Lay out the material as a JSON list of strings, one string per line and with blank lines omitted. Begin at the first line of the material and stop after the line that contains "point — [358, 549, 366, 556]".

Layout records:
□ □ □ □

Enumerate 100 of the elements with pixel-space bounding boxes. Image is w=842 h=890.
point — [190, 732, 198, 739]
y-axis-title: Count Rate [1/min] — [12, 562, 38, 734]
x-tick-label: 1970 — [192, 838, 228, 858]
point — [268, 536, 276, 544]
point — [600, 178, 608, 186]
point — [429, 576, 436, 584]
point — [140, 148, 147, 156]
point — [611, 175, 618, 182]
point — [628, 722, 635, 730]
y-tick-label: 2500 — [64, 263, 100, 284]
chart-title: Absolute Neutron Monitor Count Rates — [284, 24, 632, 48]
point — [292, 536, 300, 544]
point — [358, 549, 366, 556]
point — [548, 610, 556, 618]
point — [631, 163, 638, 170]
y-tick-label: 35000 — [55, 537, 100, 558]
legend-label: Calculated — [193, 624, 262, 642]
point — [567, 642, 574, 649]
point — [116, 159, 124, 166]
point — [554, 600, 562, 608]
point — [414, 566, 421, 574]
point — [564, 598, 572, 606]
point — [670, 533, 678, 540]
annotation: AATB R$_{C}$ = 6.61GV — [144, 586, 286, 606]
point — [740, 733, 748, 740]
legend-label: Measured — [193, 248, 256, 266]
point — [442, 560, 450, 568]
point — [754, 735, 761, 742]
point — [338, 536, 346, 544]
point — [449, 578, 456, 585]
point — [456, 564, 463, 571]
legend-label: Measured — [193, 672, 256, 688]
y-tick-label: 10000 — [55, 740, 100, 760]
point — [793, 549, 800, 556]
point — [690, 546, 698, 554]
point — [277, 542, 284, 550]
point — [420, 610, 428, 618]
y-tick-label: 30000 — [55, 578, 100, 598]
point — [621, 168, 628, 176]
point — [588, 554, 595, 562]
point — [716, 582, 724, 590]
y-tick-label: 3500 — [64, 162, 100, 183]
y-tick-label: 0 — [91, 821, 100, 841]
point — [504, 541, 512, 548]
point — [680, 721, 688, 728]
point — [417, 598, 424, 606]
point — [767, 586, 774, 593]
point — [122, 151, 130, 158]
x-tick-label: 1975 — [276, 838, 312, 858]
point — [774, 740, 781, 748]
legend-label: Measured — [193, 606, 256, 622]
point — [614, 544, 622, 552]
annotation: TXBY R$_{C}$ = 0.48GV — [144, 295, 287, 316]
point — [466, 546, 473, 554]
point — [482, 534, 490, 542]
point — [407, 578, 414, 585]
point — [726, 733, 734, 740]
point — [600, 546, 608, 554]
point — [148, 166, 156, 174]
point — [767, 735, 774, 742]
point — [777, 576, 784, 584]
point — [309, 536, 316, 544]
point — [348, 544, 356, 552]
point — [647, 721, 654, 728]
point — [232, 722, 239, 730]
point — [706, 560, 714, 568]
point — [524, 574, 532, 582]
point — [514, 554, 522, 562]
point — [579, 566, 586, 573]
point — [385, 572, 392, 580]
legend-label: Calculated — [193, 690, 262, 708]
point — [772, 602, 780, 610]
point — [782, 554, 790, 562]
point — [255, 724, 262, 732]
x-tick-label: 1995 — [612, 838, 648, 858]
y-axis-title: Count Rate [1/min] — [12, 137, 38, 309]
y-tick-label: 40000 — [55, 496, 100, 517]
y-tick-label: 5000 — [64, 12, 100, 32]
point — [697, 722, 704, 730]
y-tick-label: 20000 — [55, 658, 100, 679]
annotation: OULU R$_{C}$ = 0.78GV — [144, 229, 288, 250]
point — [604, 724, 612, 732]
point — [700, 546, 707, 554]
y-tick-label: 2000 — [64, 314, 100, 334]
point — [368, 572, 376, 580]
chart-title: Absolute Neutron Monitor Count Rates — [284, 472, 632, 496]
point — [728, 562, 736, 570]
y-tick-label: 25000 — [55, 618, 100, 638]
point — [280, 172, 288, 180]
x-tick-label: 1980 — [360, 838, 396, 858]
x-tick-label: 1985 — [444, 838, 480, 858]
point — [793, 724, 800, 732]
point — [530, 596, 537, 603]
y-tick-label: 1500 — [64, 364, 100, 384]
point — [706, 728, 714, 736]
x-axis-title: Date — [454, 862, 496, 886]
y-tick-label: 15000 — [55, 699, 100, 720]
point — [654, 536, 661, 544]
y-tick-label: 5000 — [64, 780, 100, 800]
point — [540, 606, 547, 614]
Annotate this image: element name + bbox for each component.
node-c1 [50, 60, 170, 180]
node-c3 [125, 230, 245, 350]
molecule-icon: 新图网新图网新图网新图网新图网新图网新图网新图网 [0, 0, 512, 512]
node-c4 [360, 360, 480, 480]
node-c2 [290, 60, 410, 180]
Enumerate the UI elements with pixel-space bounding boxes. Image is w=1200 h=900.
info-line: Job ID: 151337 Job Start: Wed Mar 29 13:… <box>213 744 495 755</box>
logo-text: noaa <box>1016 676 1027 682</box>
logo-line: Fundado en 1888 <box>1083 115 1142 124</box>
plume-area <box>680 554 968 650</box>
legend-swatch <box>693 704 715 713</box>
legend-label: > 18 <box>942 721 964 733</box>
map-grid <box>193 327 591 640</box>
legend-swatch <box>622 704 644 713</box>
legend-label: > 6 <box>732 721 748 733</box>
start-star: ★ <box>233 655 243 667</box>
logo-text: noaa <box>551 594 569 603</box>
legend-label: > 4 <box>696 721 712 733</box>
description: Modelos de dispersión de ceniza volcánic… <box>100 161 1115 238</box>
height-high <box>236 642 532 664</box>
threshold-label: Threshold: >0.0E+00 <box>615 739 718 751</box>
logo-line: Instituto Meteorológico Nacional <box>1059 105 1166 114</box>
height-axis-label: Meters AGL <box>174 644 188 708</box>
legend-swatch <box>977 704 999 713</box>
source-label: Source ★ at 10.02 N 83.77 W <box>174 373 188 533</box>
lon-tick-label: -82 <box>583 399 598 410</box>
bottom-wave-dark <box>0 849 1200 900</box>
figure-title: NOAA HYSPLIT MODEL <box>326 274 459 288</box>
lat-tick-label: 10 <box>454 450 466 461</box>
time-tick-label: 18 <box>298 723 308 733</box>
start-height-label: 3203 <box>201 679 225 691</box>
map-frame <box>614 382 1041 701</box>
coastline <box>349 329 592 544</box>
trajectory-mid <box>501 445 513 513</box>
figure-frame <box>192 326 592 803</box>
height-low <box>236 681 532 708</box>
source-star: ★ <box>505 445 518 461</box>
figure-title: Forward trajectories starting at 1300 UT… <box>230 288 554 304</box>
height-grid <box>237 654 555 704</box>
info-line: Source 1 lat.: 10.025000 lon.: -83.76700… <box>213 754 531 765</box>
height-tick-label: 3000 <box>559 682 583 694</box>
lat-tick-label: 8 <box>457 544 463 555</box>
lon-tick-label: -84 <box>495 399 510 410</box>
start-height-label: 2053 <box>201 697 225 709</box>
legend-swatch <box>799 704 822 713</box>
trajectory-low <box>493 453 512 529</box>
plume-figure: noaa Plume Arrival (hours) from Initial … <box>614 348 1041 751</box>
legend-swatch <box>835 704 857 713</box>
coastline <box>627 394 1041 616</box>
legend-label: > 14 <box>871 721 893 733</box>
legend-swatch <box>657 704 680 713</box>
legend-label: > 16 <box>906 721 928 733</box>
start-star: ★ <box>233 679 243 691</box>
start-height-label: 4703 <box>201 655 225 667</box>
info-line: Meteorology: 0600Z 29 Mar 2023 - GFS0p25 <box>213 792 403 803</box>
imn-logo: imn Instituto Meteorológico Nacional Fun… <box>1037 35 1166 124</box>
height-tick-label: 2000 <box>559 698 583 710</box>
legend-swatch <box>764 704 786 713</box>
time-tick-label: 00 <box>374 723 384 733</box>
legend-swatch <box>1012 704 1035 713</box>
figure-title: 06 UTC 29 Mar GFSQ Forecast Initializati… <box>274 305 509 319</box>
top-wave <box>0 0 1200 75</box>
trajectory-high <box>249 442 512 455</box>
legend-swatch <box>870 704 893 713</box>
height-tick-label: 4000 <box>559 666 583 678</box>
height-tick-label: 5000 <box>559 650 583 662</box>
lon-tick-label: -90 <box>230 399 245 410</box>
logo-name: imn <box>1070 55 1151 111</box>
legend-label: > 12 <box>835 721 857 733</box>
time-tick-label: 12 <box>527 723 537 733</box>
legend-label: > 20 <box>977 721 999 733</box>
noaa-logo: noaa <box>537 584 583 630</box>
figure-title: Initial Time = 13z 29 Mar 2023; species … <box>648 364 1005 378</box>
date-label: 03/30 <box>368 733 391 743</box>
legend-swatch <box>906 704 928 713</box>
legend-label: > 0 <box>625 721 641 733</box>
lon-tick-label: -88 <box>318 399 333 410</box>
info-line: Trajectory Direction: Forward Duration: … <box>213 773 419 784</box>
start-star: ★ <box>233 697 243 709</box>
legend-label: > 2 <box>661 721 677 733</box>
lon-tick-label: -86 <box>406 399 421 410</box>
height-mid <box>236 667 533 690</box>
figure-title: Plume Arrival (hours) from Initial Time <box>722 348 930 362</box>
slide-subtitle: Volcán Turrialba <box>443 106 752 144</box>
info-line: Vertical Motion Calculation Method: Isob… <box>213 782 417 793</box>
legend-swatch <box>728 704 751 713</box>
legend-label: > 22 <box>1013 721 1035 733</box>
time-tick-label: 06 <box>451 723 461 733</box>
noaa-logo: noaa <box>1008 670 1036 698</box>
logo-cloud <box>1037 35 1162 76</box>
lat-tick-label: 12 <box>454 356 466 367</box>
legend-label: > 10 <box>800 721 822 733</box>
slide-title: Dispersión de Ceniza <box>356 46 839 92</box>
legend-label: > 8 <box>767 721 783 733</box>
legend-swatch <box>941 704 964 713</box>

□ □ □ □

- **Exercise result**:
[
  "Enumerate 100 of the elements with pixel-space bounding boxes. Image is w=842 h=890.",
  "point — [190, 732, 198, 739]",
  "y-axis-title: Count Rate [1/min] — [12, 562, 38, 734]",
  "x-tick-label: 1970 — [192, 838, 228, 858]",
  "point — [268, 536, 276, 544]",
  "point — [600, 178, 608, 186]",
  "point — [429, 576, 436, 584]",
  "point — [140, 148, 147, 156]",
  "point — [611, 175, 618, 182]",
  "point — [628, 722, 635, 730]",
  "y-tick-label: 2500 — [64, 263, 100, 284]",
  "chart-title: Absolute Neutron Monitor Count Rates — [284, 24, 632, 48]",
  "point — [292, 536, 300, 544]",
  "point — [358, 549, 366, 556]"
]